[Entries taken from a collection]

## Begin

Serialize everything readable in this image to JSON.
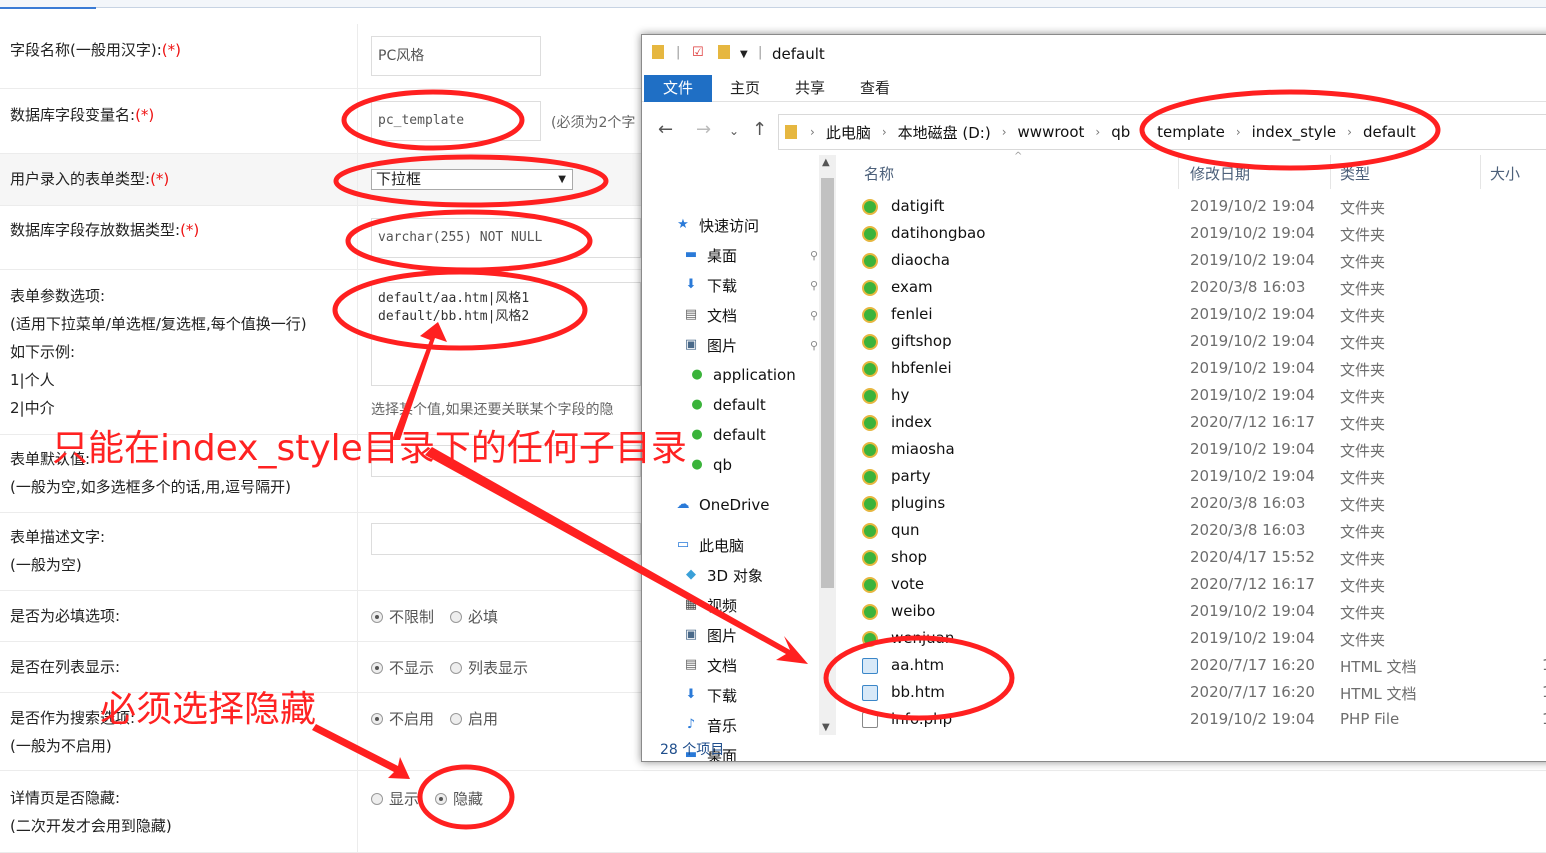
{
  "form": {
    "field_name": {
      "label": "字段名称(一般用汉字):",
      "req": "(*)",
      "value": "PC风格"
    },
    "db_var": {
      "label": "数据库字段变量名:",
      "req": "(*)",
      "value": "pc_template",
      "hint": "(必须为2个字"
    },
    "input_type": {
      "label": "用户录入的表单类型:",
      "req": "(*)",
      "value": "下拉框"
    },
    "db_type": {
      "label": "数据库字段存放数据类型:",
      "req": "(*)",
      "value": "varchar(255) NOT NULL"
    },
    "options": {
      "label": "表单参数选项:",
      "hints": [
        "(适用下拉菜单/单选框/复选框,每个值换一行)",
        "如下示例:",
        "1|个人",
        "2|中介"
      ],
      "value": "default/aa.htm|风格1\ndefault/bb.htm|风格2",
      "side_hint": "选择某个值,如果还要关联某个字段的隐"
    },
    "default_value": {
      "label": "表单默认值:",
      "hint": "(一般为空,如多选框多个的话,用,逗号隔开)"
    },
    "description": {
      "label": "表单描述文字:",
      "hint": "(一般为空)"
    },
    "required": {
      "label": "是否为必填选项:",
      "opt1": "不限制",
      "opt2": "必填"
    },
    "list_show": {
      "label": "是否在列表显示:",
      "opt1": "不显示",
      "opt2": "列表显示"
    },
    "search": {
      "label": "是否作为搜索选项:",
      "hint": "(一般为不启用)",
      "opt1": "不启用",
      "opt2": "启用"
    },
    "detail_hide": {
      "label": "详情页是否隐藏:",
      "hint": "(二次开发才会用到隐藏)",
      "opt1": "显示",
      "opt2": "隐藏"
    }
  },
  "explorer": {
    "title": "default",
    "tabs": [
      "文件",
      "主页",
      "共享",
      "查看"
    ],
    "breadcrumb": [
      "此电脑",
      "本地磁盘 (D:)",
      "wwwroot",
      "qb",
      "template",
      "index_style",
      "default"
    ],
    "nav": [
      {
        "label": "快速访问",
        "icon": "star-icon",
        "pin": false
      },
      {
        "label": "桌面",
        "icon": "desktop-icon",
        "pin": true
      },
      {
        "label": "下载",
        "icon": "download-icon",
        "pin": true
      },
      {
        "label": "文档",
        "icon": "document-icon",
        "pin": true
      },
      {
        "label": "图片",
        "icon": "picture-icon",
        "pin": true
      },
      {
        "label": "application",
        "icon": "folder-icon",
        "pin": false
      },
      {
        "label": "default",
        "icon": "folder-icon",
        "pin": false
      },
      {
        "label": "default",
        "icon": "folder-icon",
        "pin": false
      },
      {
        "label": "qb",
        "icon": "folder-icon",
        "pin": false
      },
      {
        "label": "OneDrive",
        "icon": "cloud-icon",
        "pin": false
      },
      {
        "label": "此电脑",
        "icon": "computer-icon",
        "pin": false
      },
      {
        "label": "3D 对象",
        "icon": "cube-icon",
        "pin": false
      },
      {
        "label": "视频",
        "icon": "video-icon",
        "pin": false
      },
      {
        "label": "图片",
        "icon": "picture-icon",
        "pin": false
      },
      {
        "label": "文档",
        "icon": "document-icon",
        "pin": false
      },
      {
        "label": "下载",
        "icon": "download-icon",
        "pin": false
      },
      {
        "label": "音乐",
        "icon": "music-icon",
        "pin": false
      },
      {
        "label": "桌面",
        "icon": "desktop-icon",
        "pin": false
      }
    ],
    "columns": {
      "name": "名称",
      "date": "修改日期",
      "type": "类型",
      "size": "大小"
    },
    "files": [
      {
        "name": "datigift",
        "date": "2019/10/2 19:04",
        "type": "文件夹",
        "size": "",
        "kind": "folder"
      },
      {
        "name": "datihongbao",
        "date": "2019/10/2 19:04",
        "type": "文件夹",
        "size": "",
        "kind": "folder"
      },
      {
        "name": "diaocha",
        "date": "2019/10/2 19:04",
        "type": "文件夹",
        "size": "",
        "kind": "folder"
      },
      {
        "name": "exam",
        "date": "2020/3/8 16:03",
        "type": "文件夹",
        "size": "",
        "kind": "folder"
      },
      {
        "name": "fenlei",
        "date": "2019/10/2 19:04",
        "type": "文件夹",
        "size": "",
        "kind": "folder"
      },
      {
        "name": "giftshop",
        "date": "2019/10/2 19:04",
        "type": "文件夹",
        "size": "",
        "kind": "folder"
      },
      {
        "name": "hbfenlei",
        "date": "2019/10/2 19:04",
        "type": "文件夹",
        "size": "",
        "kind": "folder"
      },
      {
        "name": "hy",
        "date": "2019/10/2 19:04",
        "type": "文件夹",
        "size": "",
        "kind": "folder"
      },
      {
        "name": "index",
        "date": "2020/7/12 16:17",
        "type": "文件夹",
        "size": "",
        "kind": "folder"
      },
      {
        "name": "miaosha",
        "date": "2019/10/2 19:04",
        "type": "文件夹",
        "size": "",
        "kind": "folder"
      },
      {
        "name": "party",
        "date": "2019/10/2 19:04",
        "type": "文件夹",
        "size": "",
        "kind": "folder"
      },
      {
        "name": "plugins",
        "date": "2020/3/8 16:03",
        "type": "文件夹",
        "size": "",
        "kind": "folder"
      },
      {
        "name": "qun",
        "date": "2020/3/8 16:03",
        "type": "文件夹",
        "size": "",
        "kind": "folder"
      },
      {
        "name": "shop",
        "date": "2020/4/17 15:52",
        "type": "文件夹",
        "size": "",
        "kind": "folder"
      },
      {
        "name": "vote",
        "date": "2020/7/12 16:17",
        "type": "文件夹",
        "size": "",
        "kind": "folder"
      },
      {
        "name": "weibo",
        "date": "2019/10/2 19:04",
        "type": "文件夹",
        "size": "",
        "kind": "folder"
      },
      {
        "name": "wenjuan",
        "date": "2019/10/2 19:04",
        "type": "文件夹",
        "size": "",
        "kind": "folder"
      },
      {
        "name": "aa.htm",
        "date": "2020/7/17 16:20",
        "type": "HTML 文档",
        "size": "1",
        "kind": "html"
      },
      {
        "name": "bb.htm",
        "date": "2020/7/17 16:20",
        "type": "HTML 文档",
        "size": "1",
        "kind": "html"
      },
      {
        "name": "info.php",
        "date": "2019/10/2 19:04",
        "type": "PHP File",
        "size": "1",
        "kind": "php"
      }
    ],
    "status": "28 个项目"
  },
  "annotations": {
    "note1": "只能在index_style目录下的任何子目录",
    "note2": "必须选择隐藏",
    "color": "#ff2020"
  }
}
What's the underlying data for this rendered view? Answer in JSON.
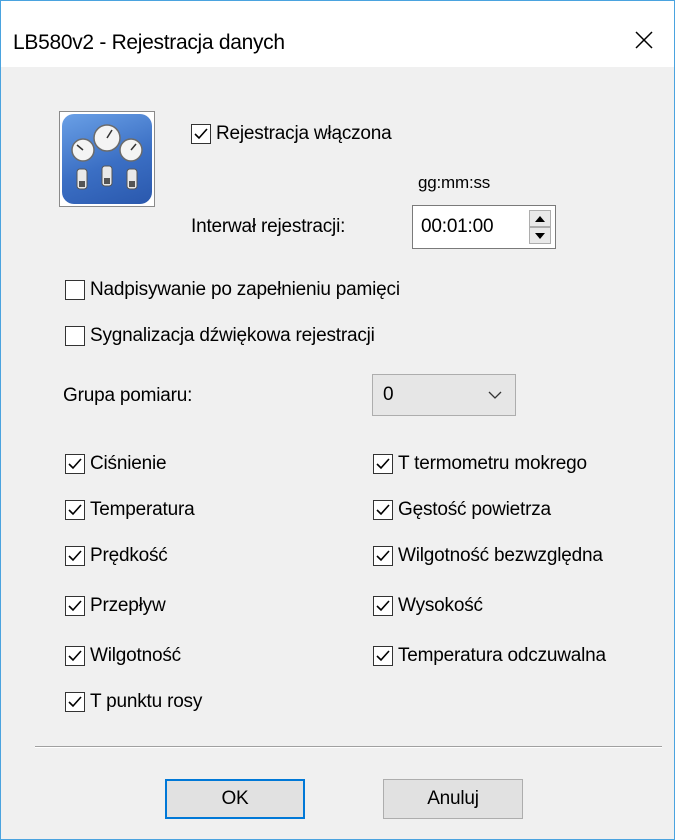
{
  "window": {
    "title": "LB580v2 - Rejestracja danych",
    "close_icon": "×"
  },
  "logging": {
    "enabled_label": "Rejestracja włączona",
    "enabled": true,
    "time_format_hint": "gg:mm:ss",
    "interval_label": "Interwał rejestracji:",
    "interval_value": "00:01:00"
  },
  "options": {
    "overwrite_label": "Nadpisywanie po zapełnieniu pamięci",
    "overwrite": false,
    "sound_label": "Sygnalizacja dźwiękowa rejestracji",
    "sound": false
  },
  "group": {
    "label": "Grupa pomiaru:",
    "value": "0"
  },
  "measurements": {
    "left": [
      {
        "label": "Ciśnienie",
        "checked": true
      },
      {
        "label": "Temperatura",
        "checked": true
      },
      {
        "label": "Prędkość",
        "checked": true
      },
      {
        "label": "Przepływ",
        "checked": true
      },
      {
        "label": "Wilgotność",
        "checked": true
      },
      {
        "label": "T punktu rosy",
        "checked": true
      }
    ],
    "right": [
      {
        "label": "T termometru mokrego",
        "checked": true
      },
      {
        "label": "Gęstość powietrza",
        "checked": true
      },
      {
        "label": "Wilgotność bezwzględna",
        "checked": true
      },
      {
        "label": "Wysokość",
        "checked": true
      },
      {
        "label": "Temperatura odczuwalna",
        "checked": true
      }
    ]
  },
  "buttons": {
    "ok_label": "OK",
    "cancel_label": "Anuluj"
  },
  "colors": {
    "accent": "#0078d7",
    "window_border": "#4aa3df",
    "dialog_bg": "#f0f0f0"
  }
}
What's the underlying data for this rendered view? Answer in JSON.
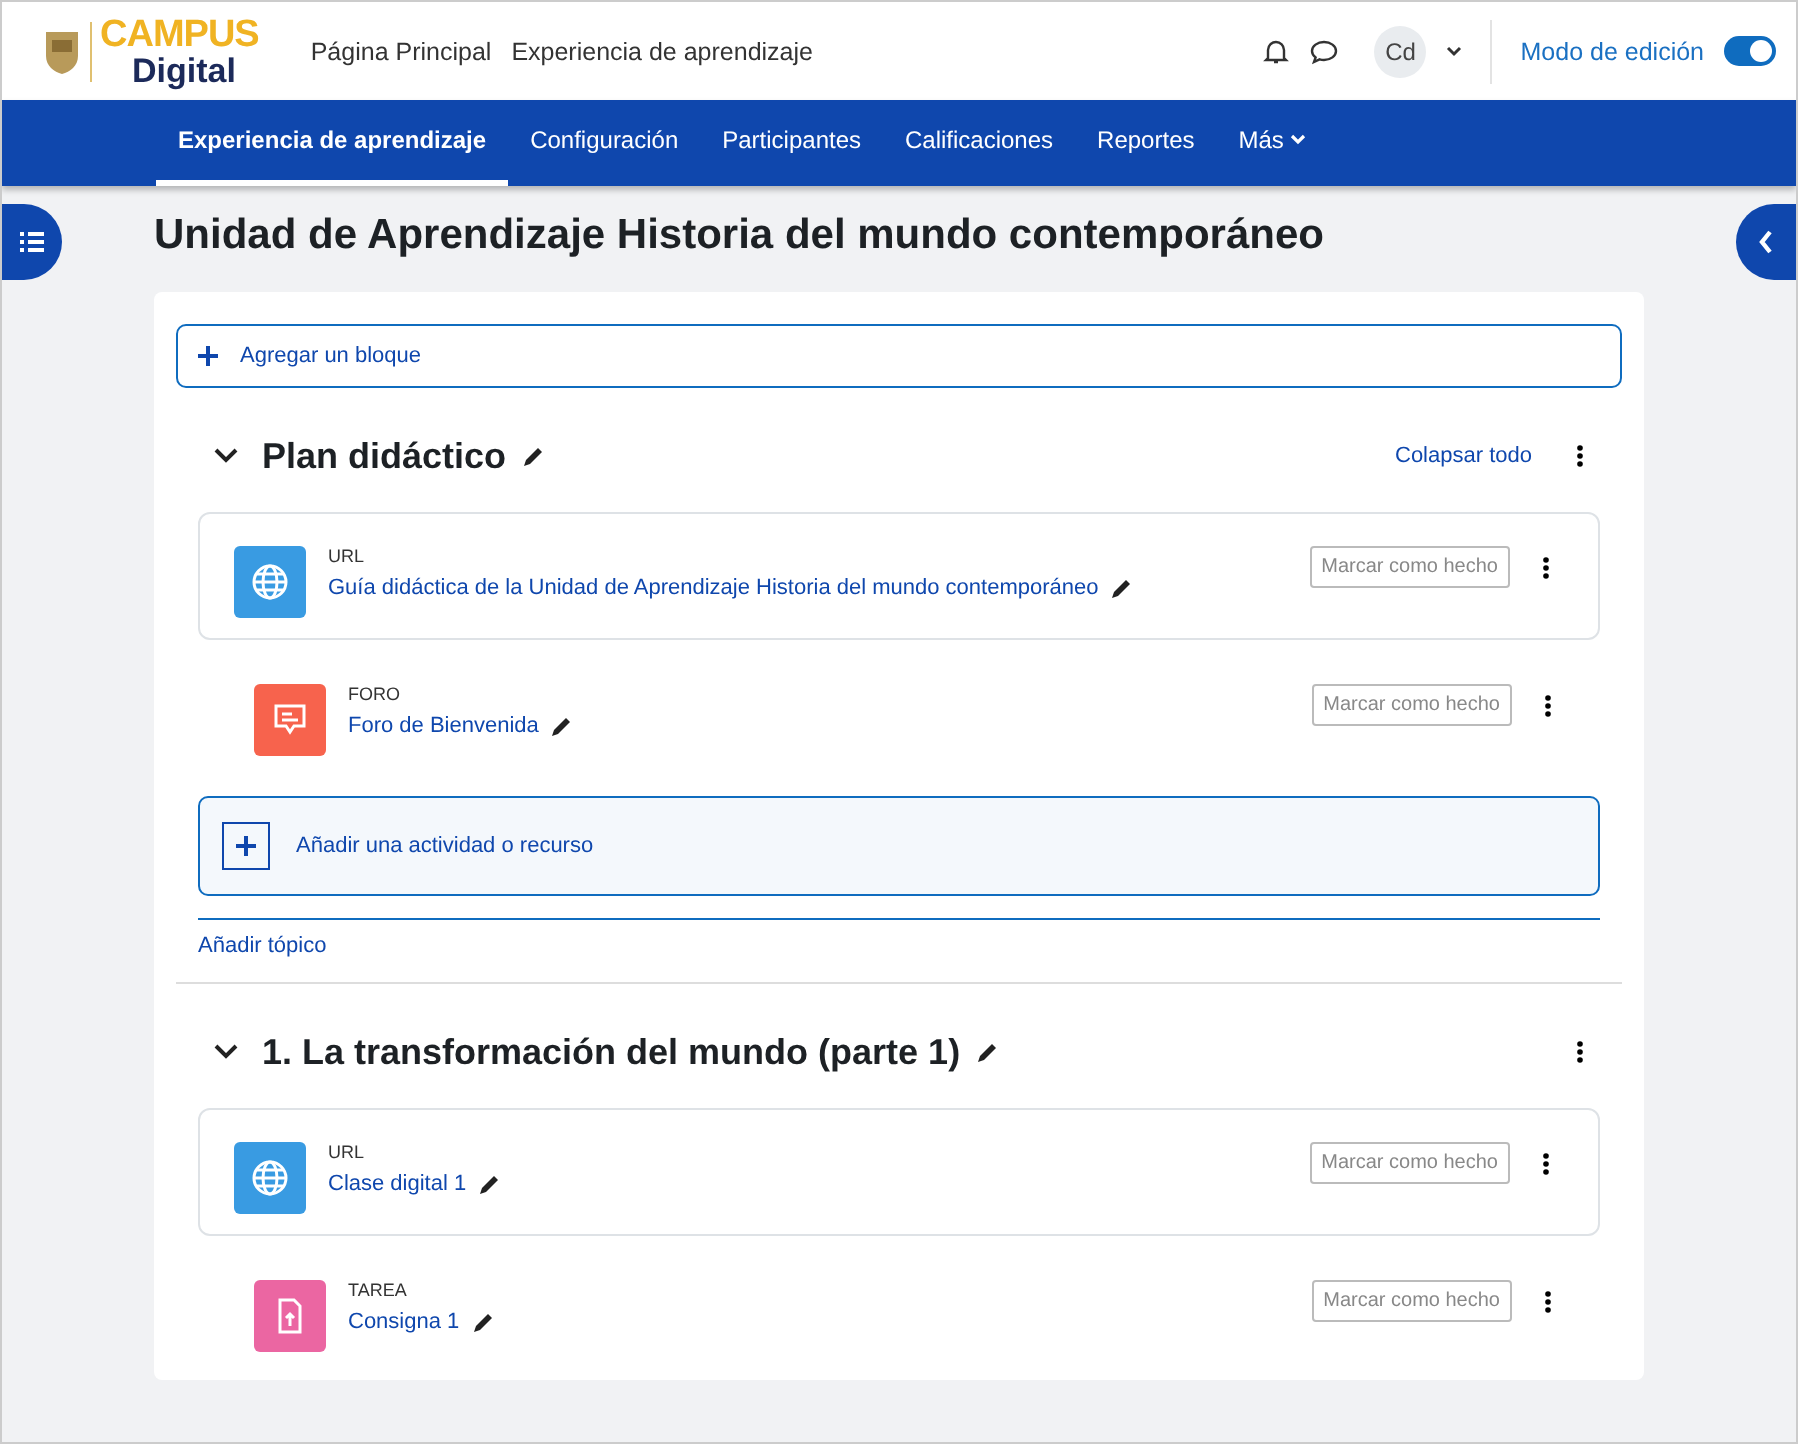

## End

Short exercise ▸ Provide only the count of lines in the data above that include the string "title".

Completed exercise ▸ 2